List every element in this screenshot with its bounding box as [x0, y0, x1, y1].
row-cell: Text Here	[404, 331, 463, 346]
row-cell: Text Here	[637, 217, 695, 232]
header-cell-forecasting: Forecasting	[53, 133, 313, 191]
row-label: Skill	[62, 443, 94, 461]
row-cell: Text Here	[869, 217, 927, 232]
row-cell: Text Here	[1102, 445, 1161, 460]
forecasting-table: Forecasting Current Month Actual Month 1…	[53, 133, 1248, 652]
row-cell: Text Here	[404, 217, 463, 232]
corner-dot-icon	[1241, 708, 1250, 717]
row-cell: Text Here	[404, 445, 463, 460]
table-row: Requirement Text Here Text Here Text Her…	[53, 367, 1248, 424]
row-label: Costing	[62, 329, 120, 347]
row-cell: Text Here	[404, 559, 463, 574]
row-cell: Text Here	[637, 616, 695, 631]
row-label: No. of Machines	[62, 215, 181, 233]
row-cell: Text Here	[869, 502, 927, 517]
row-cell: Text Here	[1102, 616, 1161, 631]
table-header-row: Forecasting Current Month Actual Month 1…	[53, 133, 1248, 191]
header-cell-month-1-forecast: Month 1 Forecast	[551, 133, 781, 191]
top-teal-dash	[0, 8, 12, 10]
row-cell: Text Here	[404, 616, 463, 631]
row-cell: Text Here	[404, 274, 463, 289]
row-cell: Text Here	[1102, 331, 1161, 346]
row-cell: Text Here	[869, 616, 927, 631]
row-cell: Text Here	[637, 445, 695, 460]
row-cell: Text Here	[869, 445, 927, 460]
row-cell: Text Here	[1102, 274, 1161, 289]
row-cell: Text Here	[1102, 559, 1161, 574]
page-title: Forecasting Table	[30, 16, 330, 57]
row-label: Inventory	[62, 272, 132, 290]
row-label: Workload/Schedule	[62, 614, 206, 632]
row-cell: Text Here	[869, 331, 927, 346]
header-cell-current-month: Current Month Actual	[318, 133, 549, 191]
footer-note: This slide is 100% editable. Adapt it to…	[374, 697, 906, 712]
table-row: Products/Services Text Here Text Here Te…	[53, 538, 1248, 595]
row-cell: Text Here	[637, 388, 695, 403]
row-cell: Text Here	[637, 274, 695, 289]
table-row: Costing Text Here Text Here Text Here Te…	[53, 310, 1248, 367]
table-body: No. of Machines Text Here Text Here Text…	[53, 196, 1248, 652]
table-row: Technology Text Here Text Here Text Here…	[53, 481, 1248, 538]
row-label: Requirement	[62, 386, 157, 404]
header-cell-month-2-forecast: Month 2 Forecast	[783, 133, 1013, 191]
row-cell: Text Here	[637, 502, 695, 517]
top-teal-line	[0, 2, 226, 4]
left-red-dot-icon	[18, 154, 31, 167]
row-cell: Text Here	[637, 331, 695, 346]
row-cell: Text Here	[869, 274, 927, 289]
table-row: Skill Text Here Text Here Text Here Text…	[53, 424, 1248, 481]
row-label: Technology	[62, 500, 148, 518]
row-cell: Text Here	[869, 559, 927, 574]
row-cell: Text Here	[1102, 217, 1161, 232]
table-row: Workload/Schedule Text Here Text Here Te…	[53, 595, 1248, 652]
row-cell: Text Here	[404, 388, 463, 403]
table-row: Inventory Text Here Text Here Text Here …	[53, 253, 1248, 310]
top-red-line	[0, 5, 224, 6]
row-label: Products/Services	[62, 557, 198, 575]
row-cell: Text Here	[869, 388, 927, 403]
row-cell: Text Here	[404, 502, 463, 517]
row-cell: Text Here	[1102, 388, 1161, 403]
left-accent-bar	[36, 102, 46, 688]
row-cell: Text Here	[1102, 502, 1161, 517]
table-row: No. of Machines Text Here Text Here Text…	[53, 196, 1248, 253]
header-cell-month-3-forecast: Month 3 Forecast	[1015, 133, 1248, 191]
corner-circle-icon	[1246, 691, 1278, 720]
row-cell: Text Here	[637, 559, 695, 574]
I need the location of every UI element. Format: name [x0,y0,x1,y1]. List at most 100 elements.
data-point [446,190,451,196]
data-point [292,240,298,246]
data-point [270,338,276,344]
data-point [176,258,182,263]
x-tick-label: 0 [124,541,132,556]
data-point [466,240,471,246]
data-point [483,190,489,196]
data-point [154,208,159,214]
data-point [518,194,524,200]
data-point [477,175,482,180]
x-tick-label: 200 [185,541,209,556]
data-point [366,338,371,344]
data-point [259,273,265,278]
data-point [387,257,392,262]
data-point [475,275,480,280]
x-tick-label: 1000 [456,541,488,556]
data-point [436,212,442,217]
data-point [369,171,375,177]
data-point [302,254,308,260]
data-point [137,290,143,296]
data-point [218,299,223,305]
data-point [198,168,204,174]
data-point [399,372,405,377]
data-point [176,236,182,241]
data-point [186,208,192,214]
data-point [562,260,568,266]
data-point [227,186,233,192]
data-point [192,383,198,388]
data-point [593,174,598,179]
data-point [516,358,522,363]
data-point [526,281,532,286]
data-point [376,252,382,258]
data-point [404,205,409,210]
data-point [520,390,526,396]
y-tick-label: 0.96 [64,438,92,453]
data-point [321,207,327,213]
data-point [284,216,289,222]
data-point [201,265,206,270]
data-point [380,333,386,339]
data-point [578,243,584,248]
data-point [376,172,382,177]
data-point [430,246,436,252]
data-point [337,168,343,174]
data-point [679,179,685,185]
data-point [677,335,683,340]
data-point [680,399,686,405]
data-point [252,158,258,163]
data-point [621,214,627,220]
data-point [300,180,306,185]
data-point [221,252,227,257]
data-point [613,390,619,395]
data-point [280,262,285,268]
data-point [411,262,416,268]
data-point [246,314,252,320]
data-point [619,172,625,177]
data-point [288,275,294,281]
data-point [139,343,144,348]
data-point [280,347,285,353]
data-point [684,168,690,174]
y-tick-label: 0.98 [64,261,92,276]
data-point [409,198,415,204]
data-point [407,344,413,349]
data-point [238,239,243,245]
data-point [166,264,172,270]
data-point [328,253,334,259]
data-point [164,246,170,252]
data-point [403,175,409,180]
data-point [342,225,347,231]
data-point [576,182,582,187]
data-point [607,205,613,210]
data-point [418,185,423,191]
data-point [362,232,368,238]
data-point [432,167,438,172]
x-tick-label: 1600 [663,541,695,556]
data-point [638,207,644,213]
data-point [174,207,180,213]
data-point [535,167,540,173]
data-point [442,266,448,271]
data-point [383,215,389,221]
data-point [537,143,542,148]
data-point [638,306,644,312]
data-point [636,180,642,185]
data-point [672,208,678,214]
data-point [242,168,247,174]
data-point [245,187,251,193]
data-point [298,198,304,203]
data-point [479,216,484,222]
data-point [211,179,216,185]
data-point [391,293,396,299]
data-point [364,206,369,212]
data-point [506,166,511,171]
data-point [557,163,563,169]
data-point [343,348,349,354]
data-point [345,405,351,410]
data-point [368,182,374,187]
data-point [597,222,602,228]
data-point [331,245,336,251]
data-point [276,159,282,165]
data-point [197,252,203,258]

...

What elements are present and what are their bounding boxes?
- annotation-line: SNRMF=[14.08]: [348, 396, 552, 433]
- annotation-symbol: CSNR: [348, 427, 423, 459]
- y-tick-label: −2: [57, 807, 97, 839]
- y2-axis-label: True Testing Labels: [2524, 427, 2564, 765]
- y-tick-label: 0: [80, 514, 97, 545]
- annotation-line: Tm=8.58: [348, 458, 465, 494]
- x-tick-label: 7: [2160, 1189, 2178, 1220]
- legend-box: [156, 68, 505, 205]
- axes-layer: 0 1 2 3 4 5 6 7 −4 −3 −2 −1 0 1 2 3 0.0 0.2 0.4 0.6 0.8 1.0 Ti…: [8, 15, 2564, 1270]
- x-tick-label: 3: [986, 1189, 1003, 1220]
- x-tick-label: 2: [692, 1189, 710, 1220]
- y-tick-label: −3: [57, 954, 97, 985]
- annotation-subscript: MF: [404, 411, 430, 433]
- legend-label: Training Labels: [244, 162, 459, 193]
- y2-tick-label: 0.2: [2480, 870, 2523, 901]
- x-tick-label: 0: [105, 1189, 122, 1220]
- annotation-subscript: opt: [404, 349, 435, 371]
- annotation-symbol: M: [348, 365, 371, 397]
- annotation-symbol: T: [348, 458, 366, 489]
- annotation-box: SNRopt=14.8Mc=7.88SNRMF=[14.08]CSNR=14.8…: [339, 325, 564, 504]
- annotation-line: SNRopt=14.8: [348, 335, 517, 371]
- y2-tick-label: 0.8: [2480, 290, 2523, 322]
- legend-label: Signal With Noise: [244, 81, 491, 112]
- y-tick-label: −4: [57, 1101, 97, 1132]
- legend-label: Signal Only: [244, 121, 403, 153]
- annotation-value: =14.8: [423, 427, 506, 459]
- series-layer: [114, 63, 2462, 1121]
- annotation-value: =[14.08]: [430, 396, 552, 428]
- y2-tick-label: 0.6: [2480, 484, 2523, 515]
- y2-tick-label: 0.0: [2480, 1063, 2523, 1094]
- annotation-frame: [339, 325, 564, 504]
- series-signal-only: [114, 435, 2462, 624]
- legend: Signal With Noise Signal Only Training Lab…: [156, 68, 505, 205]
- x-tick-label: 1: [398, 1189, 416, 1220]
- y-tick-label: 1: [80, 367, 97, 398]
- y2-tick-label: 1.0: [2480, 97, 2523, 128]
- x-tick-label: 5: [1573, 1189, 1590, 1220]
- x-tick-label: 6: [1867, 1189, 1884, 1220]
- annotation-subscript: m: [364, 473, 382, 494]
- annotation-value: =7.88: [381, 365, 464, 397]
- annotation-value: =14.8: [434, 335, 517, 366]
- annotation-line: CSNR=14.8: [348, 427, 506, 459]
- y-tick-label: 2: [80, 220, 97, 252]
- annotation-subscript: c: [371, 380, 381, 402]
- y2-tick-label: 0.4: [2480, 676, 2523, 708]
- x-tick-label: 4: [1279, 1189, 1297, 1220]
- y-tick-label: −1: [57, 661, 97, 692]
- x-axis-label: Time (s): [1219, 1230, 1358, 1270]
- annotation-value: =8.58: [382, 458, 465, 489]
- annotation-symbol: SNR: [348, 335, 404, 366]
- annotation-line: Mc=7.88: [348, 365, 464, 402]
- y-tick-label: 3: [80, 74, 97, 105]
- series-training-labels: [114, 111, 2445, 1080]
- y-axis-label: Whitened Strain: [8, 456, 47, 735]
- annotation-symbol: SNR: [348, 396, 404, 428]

Required task:
Repeat the records from the line with "List every element" up to and including the line with "table-row: Requirement Text", word for word.

Output of the task:
List every element in this screenshot with its bounding box as [x0, y0, x1, y1].
row-cell: Text Here	[404, 331, 463, 346]
row-cell: Text Here	[637, 217, 695, 232]
header-cell-forecasting: Forecasting	[53, 133, 313, 191]
row-label: Skill	[62, 443, 94, 461]
row-cell: Text Here	[869, 217, 927, 232]
row-cell: Text Here	[1102, 445, 1161, 460]
forecasting-table: Forecasting Current Month Actual Month 1…	[53, 133, 1248, 652]
row-cell: Text Here	[404, 217, 463, 232]
corner-dot-icon	[1241, 708, 1250, 717]
row-cell: Text Here	[404, 445, 463, 460]
table-row: Requirement Text Here Text Here Text Her…	[53, 367, 1248, 424]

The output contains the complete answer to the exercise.